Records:
**********

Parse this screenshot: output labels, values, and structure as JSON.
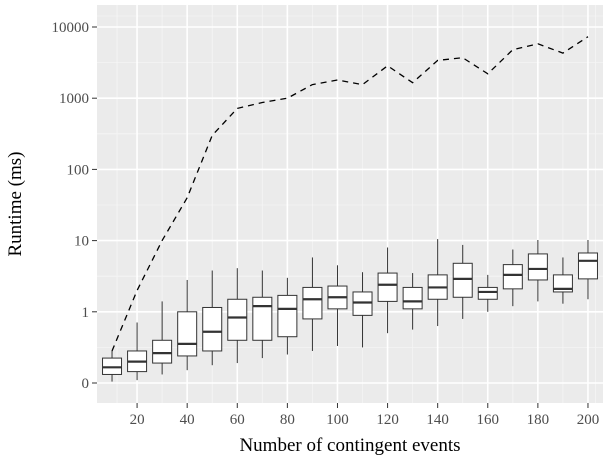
{
  "chart_data": {
    "type": "box",
    "xlabel": "Number of contingent events",
    "ylabel": "Runtime (ms)",
    "x_ticks": [
      20,
      40,
      60,
      80,
      100,
      120,
      140,
      160,
      180,
      200
    ],
    "y_ticks": [
      0,
      1,
      10,
      100,
      1000,
      10000
    ],
    "y_tick_labels": [
      "0",
      "1",
      "10",
      "100",
      "1000",
      "10000"
    ],
    "xlim": [
      4,
      206
    ],
    "y_scale": "log",
    "grid": true,
    "panel_background": "#ebebeb",
    "box_series": {
      "x": [
        10,
        20,
        30,
        40,
        50,
        60,
        70,
        80,
        90,
        100,
        110,
        120,
        130,
        140,
        150,
        160,
        170,
        180,
        190,
        200
      ],
      "min": [
        0.02,
        0.04,
        0.12,
        0.18,
        0.25,
        0.28,
        0.35,
        0.4,
        0.45,
        0.52,
        0.5,
        0.7,
        0.75,
        0.8,
        0.9,
        1.0,
        1.2,
        1.4,
        1.3,
        1.5
      ],
      "q1": [
        0.12,
        0.16,
        0.28,
        0.38,
        0.45,
        0.6,
        0.6,
        0.65,
        0.9,
        1.1,
        0.95,
        1.4,
        1.1,
        1.5,
        1.6,
        1.5,
        2.1,
        2.8,
        1.9,
        2.9
      ],
      "median": [
        0.22,
        0.3,
        0.42,
        0.55,
        0.72,
        0.92,
        1.2,
        1.1,
        1.5,
        1.6,
        1.35,
        2.4,
        1.4,
        2.2,
        2.9,
        1.9,
        3.3,
        4.0,
        2.1,
        5.2
      ],
      "q3": [
        0.35,
        0.45,
        0.6,
        1.0,
        1.15,
        1.5,
        1.6,
        1.7,
        2.2,
        2.3,
        1.9,
        3.5,
        2.2,
        3.3,
        4.8,
        2.2,
        4.6,
        6.5,
        3.3,
        6.7
      ],
      "max": [
        0.45,
        0.85,
        1.4,
        2.8,
        3.8,
        4.1,
        3.8,
        3.0,
        5.8,
        4.5,
        3.6,
        8.0,
        3.5,
        10.5,
        8.7,
        3.3,
        7.5,
        10.2,
        5.8,
        10.2
      ]
    },
    "dashed_series": {
      "x": [
        10,
        20,
        30,
        40,
        50,
        60,
        70,
        80,
        90,
        100,
        110,
        120,
        130,
        140,
        150,
        160,
        170,
        180,
        190,
        200
      ],
      "values": [
        0.45,
        2.0,
        10,
        40,
        300,
        720,
        870,
        1000,
        1550,
        1800,
        1550,
        2850,
        1650,
        3400,
        3700,
        2200,
        4800,
        5800,
        4300,
        7300
      ]
    }
  }
}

**********

**Required work**
Every record above should be written out again without change, except that the pictures are left out.

**Solution**
Parse this screenshot: output labels, values, and structure as JSON.
{
  "chart_data": {
    "type": "box",
    "xlabel": "Number of contingent events",
    "ylabel": "Runtime (ms)",
    "x_ticks": [
      20,
      40,
      60,
      80,
      100,
      120,
      140,
      160,
      180,
      200
    ],
    "y_ticks": [
      0,
      1,
      10,
      100,
      1000,
      10000
    ],
    "y_tick_labels": [
      "0",
      "1",
      "10",
      "100",
      "1000",
      "10000"
    ],
    "xlim": [
      4,
      206
    ],
    "y_scale": "log",
    "grid": true,
    "panel_background": "#ebebeb",
    "box_series": {
      "x": [
        10,
        20,
        30,
        40,
        50,
        60,
        70,
        80,
        90,
        100,
        110,
        120,
        130,
        140,
        150,
        160,
        170,
        180,
        190,
        200
      ],
      "min": [
        0.02,
        0.04,
        0.12,
        0.18,
        0.25,
        0.28,
        0.35,
        0.4,
        0.45,
        0.52,
        0.5,
        0.7,
        0.75,
        0.8,
        0.9,
        1.0,
        1.2,
        1.4,
        1.3,
        1.5
      ],
      "q1": [
        0.12,
        0.16,
        0.28,
        0.38,
        0.45,
        0.6,
        0.6,
        0.65,
        0.9,
        1.1,
        0.95,
        1.4,
        1.1,
        1.5,
        1.6,
        1.5,
        2.1,
        2.8,
        1.9,
        2.9
      ],
      "median": [
        0.22,
        0.3,
        0.42,
        0.55,
        0.72,
        0.92,
        1.2,
        1.1,
        1.5,
        1.6,
        1.35,
        2.4,
        1.4,
        2.2,
        2.9,
        1.9,
        3.3,
        4.0,
        2.1,
        5.2
      ],
      "q3": [
        0.35,
        0.45,
        0.6,
        1.0,
        1.15,
        1.5,
        1.6,
        1.7,
        2.2,
        2.3,
        1.9,
        3.5,
        2.2,
        3.3,
        4.8,
        2.2,
        4.6,
        6.5,
        3.3,
        6.7
      ],
      "max": [
        0.45,
        0.85,
        1.4,
        2.8,
        3.8,
        4.1,
        3.8,
        3.0,
        5.8,
        4.5,
        3.6,
        8.0,
        3.5,
        10.5,
        8.7,
        3.3,
        7.5,
        10.2,
        5.8,
        10.2
      ]
    },
    "dashed_series": {
      "x": [
        10,
        20,
        30,
        40,
        50,
        60,
        70,
        80,
        90,
        100,
        110,
        120,
        130,
        140,
        150,
        160,
        170,
        180,
        190,
        200
      ],
      "values": [
        0.45,
        2.0,
        10,
        40,
        300,
        720,
        870,
        1000,
        1550,
        1800,
        1550,
        2850,
        1650,
        3400,
        3700,
        2200,
        4800,
        5800,
        4300,
        7300
      ]
    }
  }
}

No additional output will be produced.